§ **Problem description**
Provide the number of lines containing the word "Refer", and nothing else.

* start Dataset *

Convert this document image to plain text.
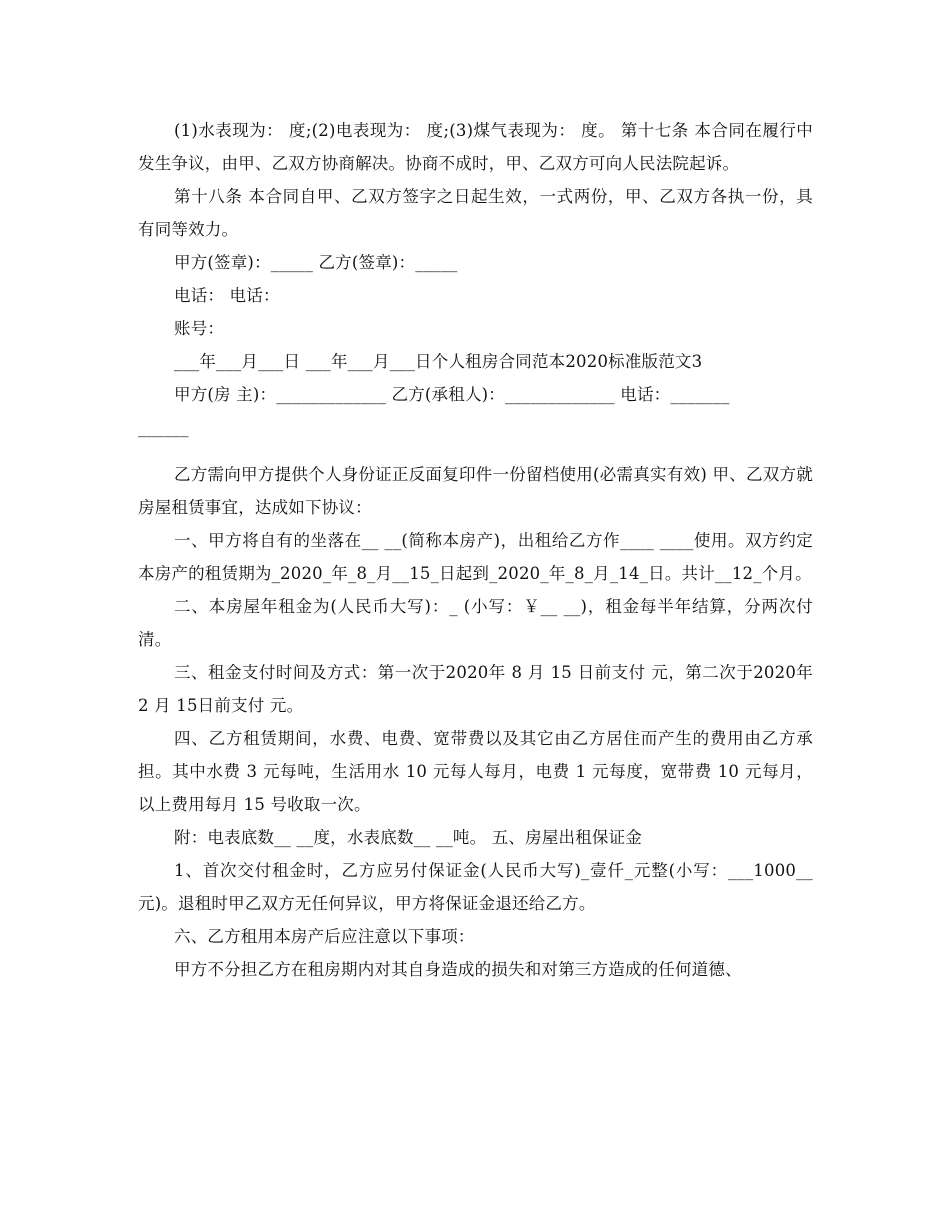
(1)水表现为： 度;(2)电表现为： 度;(3)煤气表现为： 度。 第十七条 本合同在履行中发生争议，由甲、乙双方协商解决。协商不成时，甲、乙双方可向人民法院起诉。

第十八条 本合同自甲、乙双方签字之日起生效，一式两份，甲、乙双方各执一份，具有同等效力。

甲方(签章)：_____ 乙方(签章)：_____

电话： 电话：

账号：

___年___月___日 ___年___月___日个人租房合同范本2020标准版范文3

甲方(房 主)：_____________ 乙方(承租人)：_____________ 电话：_______

______

乙方需向甲方提供个人身份证正反面复印件一份留档使用(必需真实有效) 甲、乙双方就房屋租赁事宜，达成如下协议：

一、甲方将自有的坐落在__ __(简称本房产)，出租给乙方作____ ____使用。双方约定本房产的租赁期为_2020_年_8_月__15_日起到_2020_年_8_月_14_日。共计__12_个月。

二、本房屋年租金为(人民币大写)：_ (小写：￥__ __)，租金每半年结算，分两次付清。

三、租金支付时间及方式：第一次于2020年 8 月 15 日前支付 元，第二次于2020年 2 月 15日前支付 元。

四、乙方租赁期间，水费、电费、宽带费以及其它由乙方居住而产生的费用由乙方承担。其中水费 3 元每吨，生活用水 10 元每人每月，电费 1 元每度，宽带费 10 元每月，以上费用每月 15 号收取一次。

附：电表底数__ __度，水表底数__ __吨。 五、房屋出租保证金

1、首次交付租金时，乙方应另付保证金(人民币大写)_壹仟_元整(小写：___1000__元)。退租时甲乙双方无任何异议，甲方将保证金退还给乙方。

六、乙方租用本房产后应注意以下事项：

甲方不分担乙方在租房期内对其自身造成的损失和对第三方造成的任何道德、
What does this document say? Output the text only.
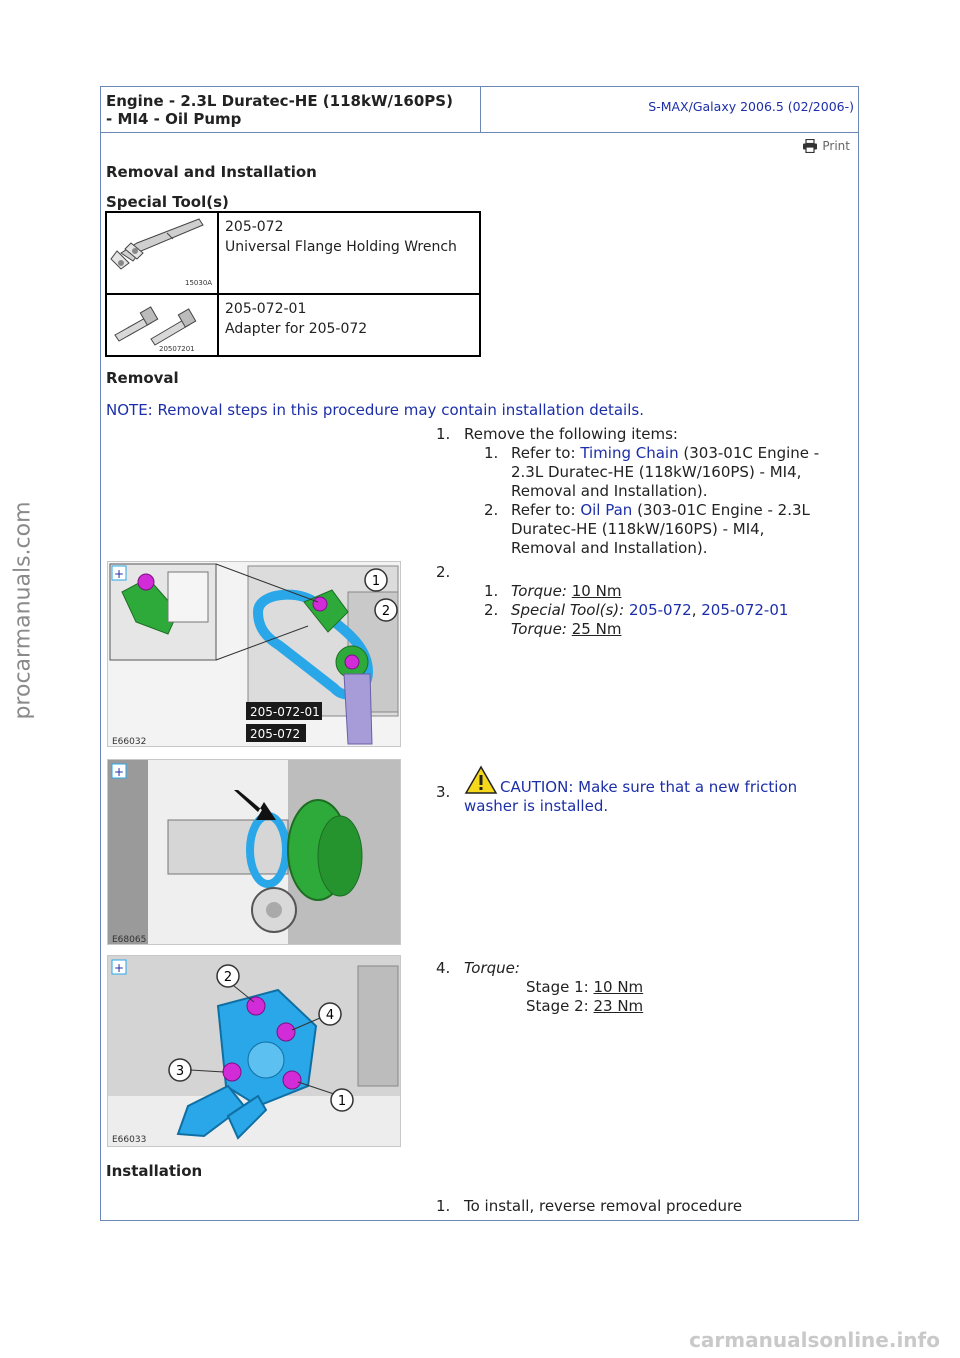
procarmanuals.com
carmanualsonline.info
Engine - 2.3L Duratec-HE (118kW/160PS)
- MI4 - Oil Pump
S-MAX/Galaxy 2006.5 (02/2006-)
Print
Removal and Installation
Special Tool(s)
15030A
205-072
Universal Flange Holding Wrench
20507201
205-072-01
Adapter for 205-072
Removal
NOTE: Removal steps in this procedure may contain installation details.
1. Remove the following items:
1. Refer to: Timing Chain (303-01C Engine -
2.3L Duratec-HE (118kW/160PS) - MI4,
Removal and Installation).
2. Refer to: Oil Pan (303-01C Engine - 2.3L
Duratec-HE (118kW/160PS) - MI4,
Removal and Installation).
1
2
205-072-01
205-072
+
E66032
2.
1. Torque: 10 Nm
2. Special Tool(s): 205-072, 205-072-01
Torque: 25 Nm
+
E68065
3.	CAUTION: Make sure that a new friction
washer is installed.
2
4
3
1
+
E66033
4. Torque:
Stage 1: 10 Nm
Stage 2: 23 Nm
Installation
1. To install, reverse removal procedure
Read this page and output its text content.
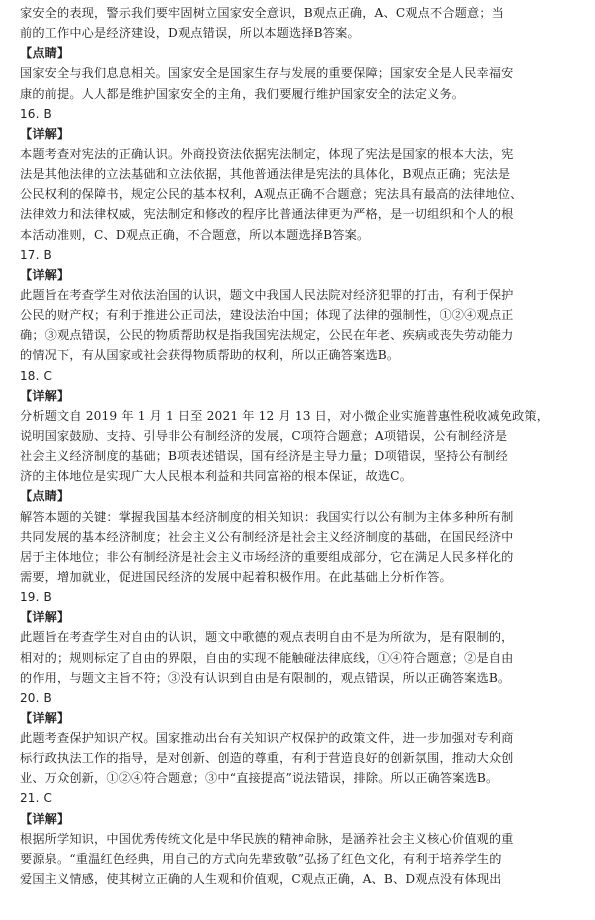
家安全的表现，警示我们要牢固树立国家安全意识，B观点正确，A、C观点不合题意；当
前的工作中心是经济建设，D观点错误，所以本题选择B答案。
【点睛】
国家安全与我们息息相关。国家安全是国家生存与发展的重要保障；国家安全是人民幸福安
康的前提。人人都是维护国家安全的主角，我们要履行维护国家安全的法定义务。
16. B
【详解】
本题考查对宪法的正确认识。外商投资法依据宪法制定，体现了宪法是国家的根本大法，宪
法是其他法律的立法基础和立法依据，其他普通法律是宪法的具体化，B观点正确；宪法是
公民权利的保障书，规定公民的基本权利，A观点正确不合题意；宪法具有最高的法律地位、
法律效力和法律权威，宪法制定和修改的程序比普通法律更为严格，是一切组织和个人的根
本活动准则，C、D观点正确，不合题意，所以本题选择B答案。
17. B
【详解】
此题旨在考查学生对依法治国的认识，题文中我国人民法院对经济犯罪的打击，有利于保护
公民的财产权；有利于推进公正司法，建设法治中国；体现了法律的强制性，①②④观点正
确；③观点错误，公民的物质帮助权是指我国宪法规定，公民在年老、疾病或丧失劳动能力
的情况下，有从国家或社会获得物质帮助的权利，所以正确答案选B。
18. C
【详解】
分析题文自 2019 年 1 月 1 日至 2021 年 12 月 13 日，对小微企业实施普惠性税收减免政策，
说明国家鼓励、支持、引导非公有制经济的发展，C项符合题意；A项错误，公有制经济是
社会主义经济制度的基础；B项表述错误，国有经济是主导力量；D项错误，坚持公有制经
济的主体地位是实现广大人民根本利益和共同富裕的根本保证，故选C。
【点睛】
解答本题的关键：掌握我国基本经济制度的相关知识：我国实行以公有制为主体多种所有制
共同发展的基本经济制度；社会主义公有制经济是社会主义经济制度的基础，在国民经济中
居于主体地位；非公有制经济是社会主义市场经济的重要组成部分，它在满足人民多样化的
需要，增加就业，促进国民经济的发展中起着积极作用。在此基础上分析作答。
19. B
【详解】
此题旨在考查学生对自由的认识，题文中歌德的观点表明自由不是为所欲为，是有限制的，
相对的；规则标定了自由的界限，自由的实现不能触碰法律底线，①④符合题意；②是自由
的作用，与题文主旨不符；③没有认识到自由是有限制的，观点错误，所以正确答案选B。
20. B
【详解】
此题考查保护知识产权。国家推动出台有关知识产权保护的政策文件，进一步加强对专利商
标行政执法工作的指导，是对创新、创造的尊重，有利于营造良好的创新氛围，推动大众创
业、万众创新，①②④符合题意；③中“直接提高”说法错误，排除。所以正确答案选B。
21. C
【详解】
根据所学知识，中国优秀传统文化是中华民族的精神命脉，是涵养社会主义核心价值观的重
要源泉。“重温红色经典，用自己的方式向先辈致敬”弘扬了红色文化，有利于培养学生的
爱国主义情感，使其树立正确的人生观和价值观，C观点正确，A、B、D观点没有体现出
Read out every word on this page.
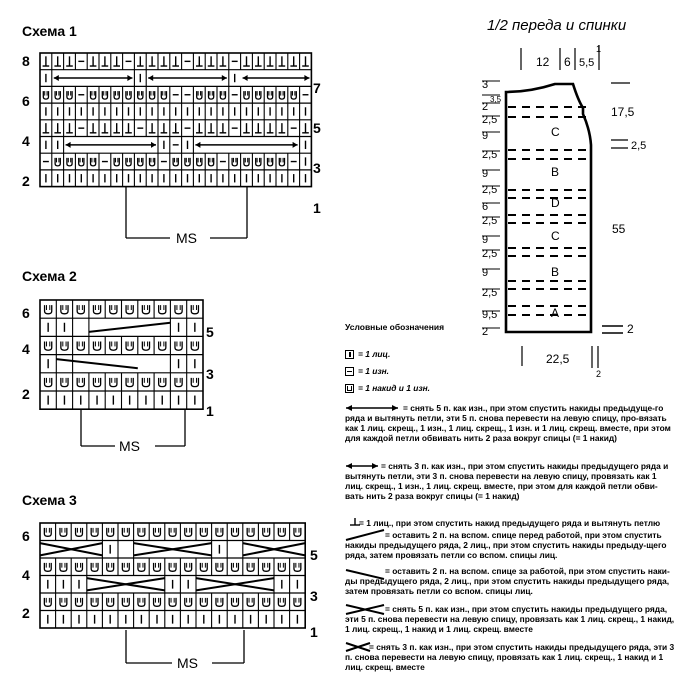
Схема 1
8
6
4
2
7
5
3
1
MS
Схема 2
6
4
2
5
3
1
MS
Схема 3
6
4
2
5
3
1
MS
1/2 переда и спинки
12 6 5,5
1
C
B
D
C
B
A
3
3,5
2
2,5
9
2,5
9
2,5
6
2,5
9
2,5
9
2,5
9,5
2
17,5
2,5
55
2
22,5
2
Условные обозначения
= 1 лиц.
= 1 изн.
= 1 накид и 1 изн.
= снять 5 п. как изн., при этом спустить накиды предыдуще-го ряда и вытянуть петли, эти 5 п. снова перевести на левую спицу, про-вязать как 1 лиц. скрещ., 1 изн., 1 лиц. скрещ., 1 изн. и 1 лиц. скрещ. вместе, при этом для каждой петли обвивать нить 2 раза вокруг спицы (= 1 накид)
= снять 3 п. как изн., при этом спустить накиды предыдущего ряда и вытянуть петли, эти 3 п. снова перевести на левую спицу, провязать как 1 лиц. скрещ., 1 изн., 1 лиц. скрещ. вместе, при этом для каждой петли обви-вать нить 2 раза вокруг спицы (= 1 накид)
= 1 лиц., при этом спустить накид предыдущего ряда и вытянуть петлю
= оставить 2 п. на вспом. спице перед работой, при этом спустить накиды предыдущего ряда, 2 лиц., при этом спустить накиды предыду-щего ряда, затем провязать петли со вспом. спицы лиц.
= оставить 2 п. на вспом. спице за работой, при этом спустить наки-ды предыдущего ряда, 2 лиц., при этом спустить накиды предыдущего ряда, затем провязать петли со вспом. спицы лиц.
= снять 5 п. как изн., при этом спустить накиды предыдущего ряда, эти 5 п. снова перевести на левую спицу, провязать как 1 лиц. скрещ., 1 накид, 1 лиц. скрещ., 1 накид и 1 лиц. скрещ. вместе
= снять 3 п. как изн., при этом спустить накиды предыдущего ряда, эти 3 п. снова перевести на левую спицу, провязать как 1 лиц. скрещ., 1 накид и 1 лиц. скрещ. вместе
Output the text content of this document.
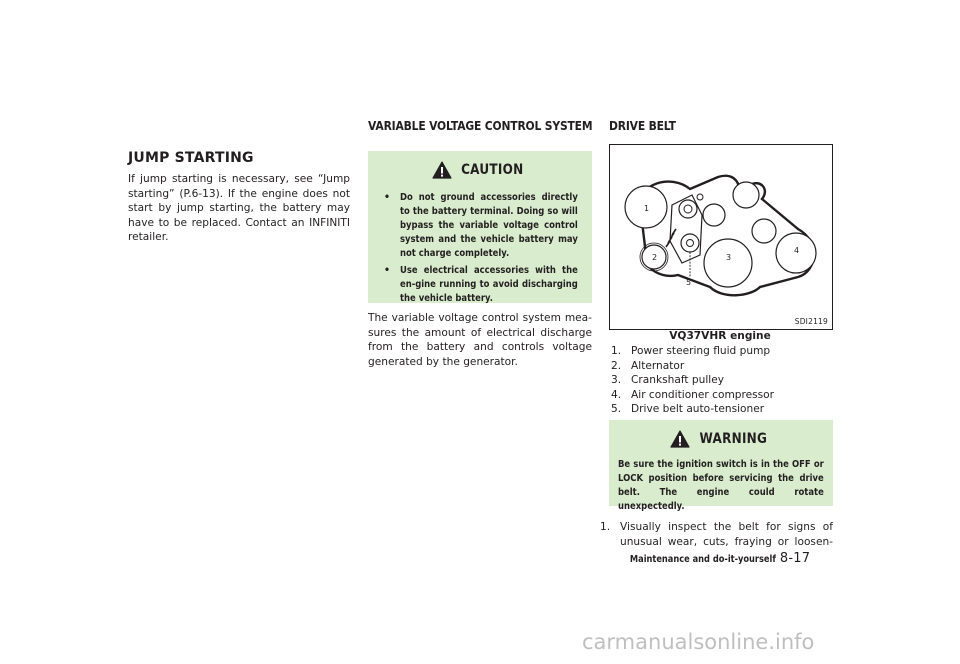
JUMP STARTING

If jump starting is necessary, see “Jump

starting” (P.6-13). If the engine does not

start by jump starting, the battery may

have to be replaced. Contact an INFINITI

retailer.

VARIABLE VOLTAGE CONTROL SYSTEM
CAUTION
• Do not ground accessories directly to the battery terminal. Doing so will bypass the variable voltage control system and the vehicle battery may not charge completely.
• Use electrical accessories with the en-gine running to avoid discharging the vehicle battery.

The variable voltage control system mea-

sures the amount of electrical discharge

from the battery and controls voltage

generated by the generator.

DRIVE BELT
1
2	3
4
5
SDI2119
VQ37VHR engine
1. Power steering fluid pump
2. Alternator
3. Crankshaft pulley
4. Air conditioner compressor
5. Drive belt auto-tensioner
WARNING
Be sure the ignition switch is in the OFF or LOCK position before servicing the drive belt. The engine could rotate unexpectedly.
1. Visually inspect the belt for signs of
unusual wear, cuts, fraying or loosen-
Maintenance and do-it-yourself 8-17
carmanualsonline.info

* end Dataset *

§ **Result below**
2